■ **Dataset listings of figures**:
•••••
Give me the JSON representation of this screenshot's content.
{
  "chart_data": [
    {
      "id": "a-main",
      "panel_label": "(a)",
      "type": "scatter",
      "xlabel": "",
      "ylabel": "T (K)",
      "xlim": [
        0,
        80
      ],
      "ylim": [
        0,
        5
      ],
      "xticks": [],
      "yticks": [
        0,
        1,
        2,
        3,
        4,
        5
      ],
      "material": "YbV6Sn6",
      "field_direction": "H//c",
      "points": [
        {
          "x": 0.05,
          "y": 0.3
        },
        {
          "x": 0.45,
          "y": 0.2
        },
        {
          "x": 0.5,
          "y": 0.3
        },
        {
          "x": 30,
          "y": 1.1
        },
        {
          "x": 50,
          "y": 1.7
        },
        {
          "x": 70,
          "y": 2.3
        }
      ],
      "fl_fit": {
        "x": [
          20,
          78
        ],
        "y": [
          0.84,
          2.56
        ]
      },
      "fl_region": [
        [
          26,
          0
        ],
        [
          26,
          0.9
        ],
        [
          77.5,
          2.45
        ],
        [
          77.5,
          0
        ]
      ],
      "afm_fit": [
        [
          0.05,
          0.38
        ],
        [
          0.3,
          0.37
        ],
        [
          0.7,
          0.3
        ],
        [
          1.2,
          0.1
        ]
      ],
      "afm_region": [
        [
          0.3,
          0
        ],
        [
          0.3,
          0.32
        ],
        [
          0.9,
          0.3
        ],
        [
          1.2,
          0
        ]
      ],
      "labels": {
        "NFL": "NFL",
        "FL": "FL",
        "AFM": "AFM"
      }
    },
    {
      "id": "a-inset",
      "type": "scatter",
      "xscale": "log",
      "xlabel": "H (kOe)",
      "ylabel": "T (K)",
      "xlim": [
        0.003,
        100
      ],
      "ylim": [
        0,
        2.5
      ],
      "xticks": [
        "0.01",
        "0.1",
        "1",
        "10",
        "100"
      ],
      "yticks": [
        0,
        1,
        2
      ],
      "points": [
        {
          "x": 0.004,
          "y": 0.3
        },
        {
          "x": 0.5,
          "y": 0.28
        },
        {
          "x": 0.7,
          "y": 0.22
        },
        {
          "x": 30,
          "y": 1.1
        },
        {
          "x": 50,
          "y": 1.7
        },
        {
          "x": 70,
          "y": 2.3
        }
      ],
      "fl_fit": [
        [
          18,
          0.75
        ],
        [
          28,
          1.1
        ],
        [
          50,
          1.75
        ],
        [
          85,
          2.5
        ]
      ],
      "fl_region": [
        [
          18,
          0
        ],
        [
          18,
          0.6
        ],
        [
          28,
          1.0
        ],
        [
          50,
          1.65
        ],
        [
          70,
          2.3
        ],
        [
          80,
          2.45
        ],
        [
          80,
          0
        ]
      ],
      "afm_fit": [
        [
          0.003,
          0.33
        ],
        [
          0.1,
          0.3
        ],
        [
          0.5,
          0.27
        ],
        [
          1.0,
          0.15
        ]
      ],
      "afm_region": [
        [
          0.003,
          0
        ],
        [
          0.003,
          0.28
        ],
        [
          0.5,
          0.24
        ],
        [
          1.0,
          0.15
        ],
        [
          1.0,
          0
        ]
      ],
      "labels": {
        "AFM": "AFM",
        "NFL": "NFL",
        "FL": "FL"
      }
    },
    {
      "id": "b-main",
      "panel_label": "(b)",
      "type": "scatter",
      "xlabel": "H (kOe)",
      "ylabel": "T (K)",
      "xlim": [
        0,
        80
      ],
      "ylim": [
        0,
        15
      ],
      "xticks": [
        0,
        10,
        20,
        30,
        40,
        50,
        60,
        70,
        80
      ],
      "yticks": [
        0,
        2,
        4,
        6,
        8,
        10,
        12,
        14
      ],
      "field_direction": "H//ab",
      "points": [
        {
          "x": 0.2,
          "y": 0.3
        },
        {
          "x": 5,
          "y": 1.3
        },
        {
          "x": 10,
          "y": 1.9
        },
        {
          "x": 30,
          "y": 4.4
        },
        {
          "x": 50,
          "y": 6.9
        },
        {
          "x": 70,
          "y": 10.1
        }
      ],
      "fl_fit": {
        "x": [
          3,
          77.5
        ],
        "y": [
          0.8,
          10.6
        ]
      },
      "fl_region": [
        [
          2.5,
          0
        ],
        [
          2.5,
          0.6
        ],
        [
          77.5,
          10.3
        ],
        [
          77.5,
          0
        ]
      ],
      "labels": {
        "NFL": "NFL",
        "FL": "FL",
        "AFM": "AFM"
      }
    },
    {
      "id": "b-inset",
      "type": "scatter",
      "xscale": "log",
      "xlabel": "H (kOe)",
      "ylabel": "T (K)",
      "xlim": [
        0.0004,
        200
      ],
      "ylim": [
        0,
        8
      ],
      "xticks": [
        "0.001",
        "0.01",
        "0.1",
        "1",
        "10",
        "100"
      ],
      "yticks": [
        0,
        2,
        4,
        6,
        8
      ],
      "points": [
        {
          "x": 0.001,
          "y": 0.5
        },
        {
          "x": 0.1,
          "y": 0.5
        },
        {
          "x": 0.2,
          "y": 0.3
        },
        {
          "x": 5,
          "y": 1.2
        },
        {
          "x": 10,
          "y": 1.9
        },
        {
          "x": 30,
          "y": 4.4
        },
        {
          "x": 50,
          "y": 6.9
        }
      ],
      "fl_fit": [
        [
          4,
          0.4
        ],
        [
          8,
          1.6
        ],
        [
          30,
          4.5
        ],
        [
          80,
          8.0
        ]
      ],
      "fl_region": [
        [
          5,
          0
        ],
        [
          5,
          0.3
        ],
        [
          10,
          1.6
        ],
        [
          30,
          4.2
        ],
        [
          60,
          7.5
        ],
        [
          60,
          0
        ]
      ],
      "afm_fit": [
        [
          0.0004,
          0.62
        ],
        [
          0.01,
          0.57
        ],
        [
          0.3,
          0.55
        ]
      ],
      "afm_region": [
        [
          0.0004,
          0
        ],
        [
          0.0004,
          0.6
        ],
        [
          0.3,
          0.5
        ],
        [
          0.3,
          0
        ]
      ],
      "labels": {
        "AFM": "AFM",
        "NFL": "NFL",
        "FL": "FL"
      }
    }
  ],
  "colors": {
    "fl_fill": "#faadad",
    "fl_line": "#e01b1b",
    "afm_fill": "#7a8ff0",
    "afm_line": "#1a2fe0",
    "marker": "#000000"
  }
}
•••••
■ **TASK TO COMPLETE**: Extract the listing in its entirety, matching it exactly.

■ **EXERCISE ANSWER**:
Give me the JSON representation of this screenshot's content.
{
  "chart_data": [
    {
      "id": "a-main",
      "panel_label": "(a)",
      "type": "scatter",
      "xlabel": "",
      "ylabel": "T (K)",
      "xlim": [
        0,
        80
      ],
      "ylim": [
        0,
        5
      ],
      "xticks": [],
      "yticks": [
        0,
        1,
        2,
        3,
        4,
        5
      ],
      "material": "YbV6Sn6",
      "field_direction": "H//c",
      "points": [
        {
          "x": 0.05,
          "y": 0.3
        },
        {
          "x": 0.45,
          "y": 0.2
        },
        {
          "x": 0.5,
          "y": 0.3
        },
        {
          "x": 30,
          "y": 1.1
        },
        {
          "x": 50,
          "y": 1.7
        },
        {
          "x": 70,
          "y": 2.3
        }
      ],
      "fl_fit": {
        "x": [
          20,
          78
        ],
        "y": [
          0.84,
          2.56
        ]
      },
      "fl_region": [
        [
          26,
          0
        ],
        [
          26,
          0.9
        ],
        [
          77.5,
          2.45
        ],
        [
          77.5,
          0
        ]
      ],
      "afm_fit": [
        [
          0.05,
          0.38
        ],
        [
          0.3,
          0.37
        ],
        [
          0.7,
          0.3
        ],
        [
          1.2,
          0.1
        ]
      ],
      "afm_region": [
        [
          0.3,
          0
        ],
        [
          0.3,
          0.32
        ],
        [
          0.9,
          0.3
        ],
        [
          1.2,
          0
        ]
      ],
      "labels": {
        "NFL": "NFL",
        "FL": "FL",
        "AFM": "AFM"
      }
    },
    {
      "id": "a-inset",
      "type": "scatter",
      "xscale": "log",
      "xlabel": "H (kOe)",
      "ylabel": "T (K)",
      "xlim": [
        0.003,
        100
      ],
      "ylim": [
        0,
        2.5
      ],
      "xticks": [
        "0.01",
        "0.1",
        "1",
        "10",
        "100"
      ],
      "yticks": [
        0,
        1,
        2
      ],
      "points": [
        {
          "x": 0.004,
          "y": 0.3
        },
        {
          "x": 0.5,
          "y": 0.28
        },
        {
          "x": 0.7,
          "y": 0.22
        },
        {
          "x": 30,
          "y": 1.1
        },
        {
          "x": 50,
          "y": 1.7
        },
        {
          "x": 70,
          "y": 2.3
        }
      ],
      "fl_fit": [
        [
          18,
          0.75
        ],
        [
          28,
          1.1
        ],
        [
          50,
          1.75
        ],
        [
          85,
          2.5
        ]
      ],
      "fl_region": [
        [
          18,
          0
        ],
        [
          18,
          0.6
        ],
        [
          28,
          1.0
        ],
        [
          50,
          1.65
        ],
        [
          70,
          2.3
        ],
        [
          80,
          2.45
        ],
        [
          80,
          0
        ]
      ],
      "afm_fit": [
        [
          0.003,
          0.33
        ],
        [
          0.1,
          0.3
        ],
        [
          0.5,
          0.27
        ],
        [
          1.0,
          0.15
        ]
      ],
      "afm_region": [
        [
          0.003,
          0
        ],
        [
          0.003,
          0.28
        ],
        [
          0.5,
          0.24
        ],
        [
          1.0,
          0.15
        ],
        [
          1.0,
          0
        ]
      ],
      "labels": {
        "AFM": "AFM",
        "NFL": "NFL",
        "FL": "FL"
      }
    },
    {
      "id": "b-main",
      "panel_label": "(b)",
      "type": "scatter",
      "xlabel": "H (kOe)",
      "ylabel": "T (K)",
      "xlim": [
        0,
        80
      ],
      "ylim": [
        0,
        15
      ],
      "xticks": [
        0,
        10,
        20,
        30,
        40,
        50,
        60,
        70,
        80
      ],
      "yticks": [
        0,
        2,
        4,
        6,
        8,
        10,
        12,
        14
      ],
      "field_direction": "H//ab",
      "points": [
        {
          "x": 0.2,
          "y": 0.3
        },
        {
          "x": 5,
          "y": 1.3
        },
        {
          "x": 10,
          "y": 1.9
        },
        {
          "x": 30,
          "y": 4.4
        },
        {
          "x": 50,
          "y": 6.9
        },
        {
          "x": 70,
          "y": 10.1
        }
      ],
      "fl_fit": {
        "x": [
          3,
          77.5
        ],
        "y": [
          0.8,
          10.6
        ]
      },
      "fl_region": [
        [
          2.5,
          0
        ],
        [
          2.5,
          0.6
        ],
        [
          77.5,
          10.3
        ],
        [
          77.5,
          0
        ]
      ],
      "labels": {
        "NFL": "NFL",
        "FL": "FL",
        "AFM": "AFM"
      }
    },
    {
      "id": "b-inset",
      "type": "scatter",
      "xscale": "log",
      "xlabel": "H (kOe)",
      "ylabel": "T (K)",
      "xlim": [
        0.0004,
        200
      ],
      "ylim": [
        0,
        8
      ],
      "xticks": [
        "0.001",
        "0.01",
        "0.1",
        "1",
        "10",
        "100"
      ],
      "yticks": [
        0,
        2,
        4,
        6,
        8
      ],
      "points": [
        {
          "x": 0.001,
          "y": 0.5
        },
        {
          "x": 0.1,
          "y": 0.5
        },
        {
          "x": 0.2,
          "y": 0.3
        },
        {
          "x": 5,
          "y": 1.2
        },
        {
          "x": 10,
          "y": 1.9
        },
        {
          "x": 30,
          "y": 4.4
        },
        {
          "x": 50,
          "y": 6.9
        }
      ],
      "fl_fit": [
        [
          4,
          0.4
        ],
        [
          8,
          1.6
        ],
        [
          30,
          4.5
        ],
        [
          80,
          8.0
        ]
      ],
      "fl_region": [
        [
          5,
          0
        ],
        [
          5,
          0.3
        ],
        [
          10,
          1.6
        ],
        [
          30,
          4.2
        ],
        [
          60,
          7.5
        ],
        [
          60,
          0
        ]
      ],
      "afm_fit": [
        [
          0.0004,
          0.62
        ],
        [
          0.01,
          0.57
        ],
        [
          0.3,
          0.55
        ]
      ],
      "afm_region": [
        [
          0.0004,
          0
        ],
        [
          0.0004,
          0.6
        ],
        [
          0.3,
          0.5
        ],
        [
          0.3,
          0
        ]
      ],
      "labels": {
        "AFM": "AFM",
        "NFL": "NFL",
        "FL": "FL"
      }
    }
  ],
  "colors": {
    "fl_fill": "#faadad",
    "fl_line": "#e01b1b",
    "afm_fill": "#7a8ff0",
    "afm_line": "#1a2fe0",
    "marker": "#000000"
  }
}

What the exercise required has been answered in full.